*Challenge*
Repeat the whole listing exactly as written.

*Extracted entries*
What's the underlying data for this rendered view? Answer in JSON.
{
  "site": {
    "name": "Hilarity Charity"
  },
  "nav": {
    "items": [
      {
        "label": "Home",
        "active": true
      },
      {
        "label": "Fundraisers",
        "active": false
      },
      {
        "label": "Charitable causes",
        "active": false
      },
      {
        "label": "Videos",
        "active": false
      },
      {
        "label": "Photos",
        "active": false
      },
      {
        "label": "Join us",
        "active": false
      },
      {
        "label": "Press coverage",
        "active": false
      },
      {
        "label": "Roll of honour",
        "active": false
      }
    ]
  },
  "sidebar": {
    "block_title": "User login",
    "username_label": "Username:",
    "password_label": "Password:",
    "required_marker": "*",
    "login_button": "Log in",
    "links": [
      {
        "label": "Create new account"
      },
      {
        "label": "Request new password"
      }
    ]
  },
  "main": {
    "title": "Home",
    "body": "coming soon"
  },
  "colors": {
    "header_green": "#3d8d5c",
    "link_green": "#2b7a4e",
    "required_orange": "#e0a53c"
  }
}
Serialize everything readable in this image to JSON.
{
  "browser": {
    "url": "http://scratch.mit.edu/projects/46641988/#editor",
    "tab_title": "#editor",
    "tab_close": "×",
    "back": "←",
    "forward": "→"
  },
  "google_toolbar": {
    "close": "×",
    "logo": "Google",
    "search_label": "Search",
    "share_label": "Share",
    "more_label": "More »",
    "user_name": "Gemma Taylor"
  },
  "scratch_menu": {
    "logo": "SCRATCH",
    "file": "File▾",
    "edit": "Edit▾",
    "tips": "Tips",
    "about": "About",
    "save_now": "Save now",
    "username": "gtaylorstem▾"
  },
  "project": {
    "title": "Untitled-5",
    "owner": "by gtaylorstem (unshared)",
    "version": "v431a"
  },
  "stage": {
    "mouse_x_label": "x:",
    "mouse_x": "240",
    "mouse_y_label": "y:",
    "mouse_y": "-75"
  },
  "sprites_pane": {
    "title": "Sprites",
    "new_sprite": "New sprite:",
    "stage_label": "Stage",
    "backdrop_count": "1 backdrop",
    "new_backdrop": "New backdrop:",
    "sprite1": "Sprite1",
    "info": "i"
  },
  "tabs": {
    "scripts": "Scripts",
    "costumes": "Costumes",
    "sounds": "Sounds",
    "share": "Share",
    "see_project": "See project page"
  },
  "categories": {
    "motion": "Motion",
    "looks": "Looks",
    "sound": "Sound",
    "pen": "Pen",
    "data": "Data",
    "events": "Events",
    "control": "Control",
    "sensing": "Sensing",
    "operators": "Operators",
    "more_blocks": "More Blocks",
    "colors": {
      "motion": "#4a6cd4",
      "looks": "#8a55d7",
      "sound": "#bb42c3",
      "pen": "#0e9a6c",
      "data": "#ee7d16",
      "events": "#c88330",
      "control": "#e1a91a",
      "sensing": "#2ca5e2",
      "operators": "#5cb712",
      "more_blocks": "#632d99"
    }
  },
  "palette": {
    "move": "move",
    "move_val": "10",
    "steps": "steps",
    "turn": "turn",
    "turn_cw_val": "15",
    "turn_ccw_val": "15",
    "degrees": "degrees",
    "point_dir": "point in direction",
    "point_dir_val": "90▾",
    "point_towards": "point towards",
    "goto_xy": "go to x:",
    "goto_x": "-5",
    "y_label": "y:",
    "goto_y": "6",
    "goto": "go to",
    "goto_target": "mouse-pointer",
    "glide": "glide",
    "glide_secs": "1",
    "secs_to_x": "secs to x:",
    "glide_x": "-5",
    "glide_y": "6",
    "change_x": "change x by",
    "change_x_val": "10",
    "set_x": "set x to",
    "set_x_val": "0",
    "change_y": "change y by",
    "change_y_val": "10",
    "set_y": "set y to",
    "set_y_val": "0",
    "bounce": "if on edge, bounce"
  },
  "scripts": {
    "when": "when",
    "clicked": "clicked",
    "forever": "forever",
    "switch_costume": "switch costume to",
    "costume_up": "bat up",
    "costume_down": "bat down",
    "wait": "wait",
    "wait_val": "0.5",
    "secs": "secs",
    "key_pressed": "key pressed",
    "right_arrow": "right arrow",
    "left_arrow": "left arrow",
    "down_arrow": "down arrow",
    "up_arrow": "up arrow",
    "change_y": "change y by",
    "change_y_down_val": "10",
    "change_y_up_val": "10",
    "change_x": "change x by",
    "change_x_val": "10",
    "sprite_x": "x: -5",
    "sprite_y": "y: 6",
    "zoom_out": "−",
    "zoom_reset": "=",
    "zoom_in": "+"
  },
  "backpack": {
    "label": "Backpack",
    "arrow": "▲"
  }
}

*Correct answer*
What's the underlying data for this rendered view? Answer in JSON.
{
  "site": {
    "name": "Hilarity Charity"
  },
  "nav": {
    "items": [
      {
        "label": "Home",
        "active": true
      },
      {
        "label": "Fundraisers",
        "active": false
      },
      {
        "label": "Charitable causes",
        "active": false
      },
      {
        "label": "Videos",
        "active": false
      },
      {
        "label": "Photos",
        "active": false
      },
      {
        "label": "Join us",
        "active": false
      },
      {
        "label": "Press coverage",
        "active": false
      },
      {
        "label": "Roll of honour",
        "active": false
      }
    ]
  },
  "sidebar": {
    "block_title": "User login",
    "username_label": "Username:",
    "password_label": "Password:",
    "required_marker": "*",
    "login_button": "Log in",
    "links": [
      {
        "label": "Create new account"
      },
      {
        "label": "Request new password"
      }
    ]
  },
  "main": {
    "title": "Home",
    "body": "coming soon"
  },
  "colors": {
    "header_green": "#3d8d5c",
    "link_green": "#2b7a4e",
    "required_orange": "#e0a53c"
  }
}
Serialize everything readable in this image to JSON.
{
  "browser": {
    "url": "http://scratch.mit.edu/projects/46641988/#editor",
    "tab_title": "#editor",
    "tab_close": "×",
    "back": "←",
    "forward": "→"
  },
  "google_toolbar": {
    "close": "×",
    "logo": "Google",
    "search_label": "Search",
    "share_label": "Share",
    "more_label": "More »",
    "user_name": "Gemma Taylor"
  },
  "scratch_menu": {
    "logo": "SCRATCH",
    "file": "File▾",
    "edit": "Edit▾",
    "tips": "Tips",
    "about": "About",
    "save_now": "Save now",
    "username": "gtaylorstem▾"
  },
  "project": {
    "title": "Untitled-5",
    "owner": "by gtaylorstem (unshared)",
    "version": "v431a"
  },
  "stage": {
    "mouse_x_label": "x:",
    "mouse_x": "240",
    "mouse_y_label": "y:",
    "mouse_y": "-75"
  },
  "sprites_pane": {
    "title": "Sprites",
    "new_sprite": "New sprite:",
    "stage_label": "Stage",
    "backdrop_count": "1 backdrop",
    "new_backdrop": "New backdrop:",
    "sprite1": "Sprite1",
    "info": "i"
  },
  "tabs": {
    "scripts": "Scripts",
    "costumes": "Costumes",
    "sounds": "Sounds",
    "share": "Share",
    "see_project": "See project page"
  },
  "categories": {
    "motion": "Motion",
    "looks": "Looks",
    "sound": "Sound",
    "pen": "Pen",
    "data": "Data",
    "events": "Events",
    "control": "Control",
    "sensing": "Sensing",
    "operators": "Operators",
    "more_blocks": "More Blocks",
    "colors": {
      "motion": "#4a6cd4",
      "looks": "#8a55d7",
      "sound": "#bb42c3",
      "pen": "#0e9a6c",
      "data": "#ee7d16",
      "events": "#c88330",
      "control": "#e1a91a",
      "sensing": "#2ca5e2",
      "operators": "#5cb712",
      "more_blocks": "#632d99"
    }
  },
  "palette": {
    "move": "move",
    "move_val": "10",
    "steps": "steps",
    "turn": "turn",
    "turn_cw_val": "15",
    "turn_ccw_val": "15",
    "degrees": "degrees",
    "point_dir": "point in direction",
    "point_dir_val": "90▾",
    "point_towards": "point towards",
    "goto_xy": "go to x:",
    "goto_x": "-5",
    "y_label": "y:",
    "goto_y": "6",
    "goto": "go to",
    "goto_target": "mouse-pointer",
    "glide": "glide",
    "glide_secs": "1",
    "secs_to_x": "secs to x:",
    "glide_x": "-5",
    "glide_y": "6",
    "change_x": "change x by",
    "change_x_val": "10",
    "set_x": "set x to",
    "set_x_val": "0",
    "change_y": "change y by",
    "change_y_val": "10",
    "set_y": "set y to",
    "set_y_val": "0",
    "bounce": "if on edge, bounce"
  },
  "scripts": {
    "when": "when",
    "clicked": "clicked",
    "forever": "forever",
    "switch_costume": "switch costume to",
    "costume_up": "bat up",
    "costume_down": "bat down",
    "wait": "wait",
    "wait_val": "0.5",
    "secs": "secs",
    "key_pressed": "key pressed",
    "right_arrow": "right arrow",
    "left_arrow": "left arrow",
    "down_arrow": "down arrow",
    "up_arrow": "up arrow",
    "change_y": "change y by",
    "change_y_down_val": "10",
    "change_y_up_val": "10",
    "change_x": "change x by",
    "change_x_val": "10",
    "sprite_x": "x: -5",
    "sprite_y": "y: 6",
    "zoom_out": "−",
    "zoom_reset": "=",
    "zoom_in": "+"
  },
  "backpack": {
    "label": "Backpack",
    "arrow": "▲"
  }
}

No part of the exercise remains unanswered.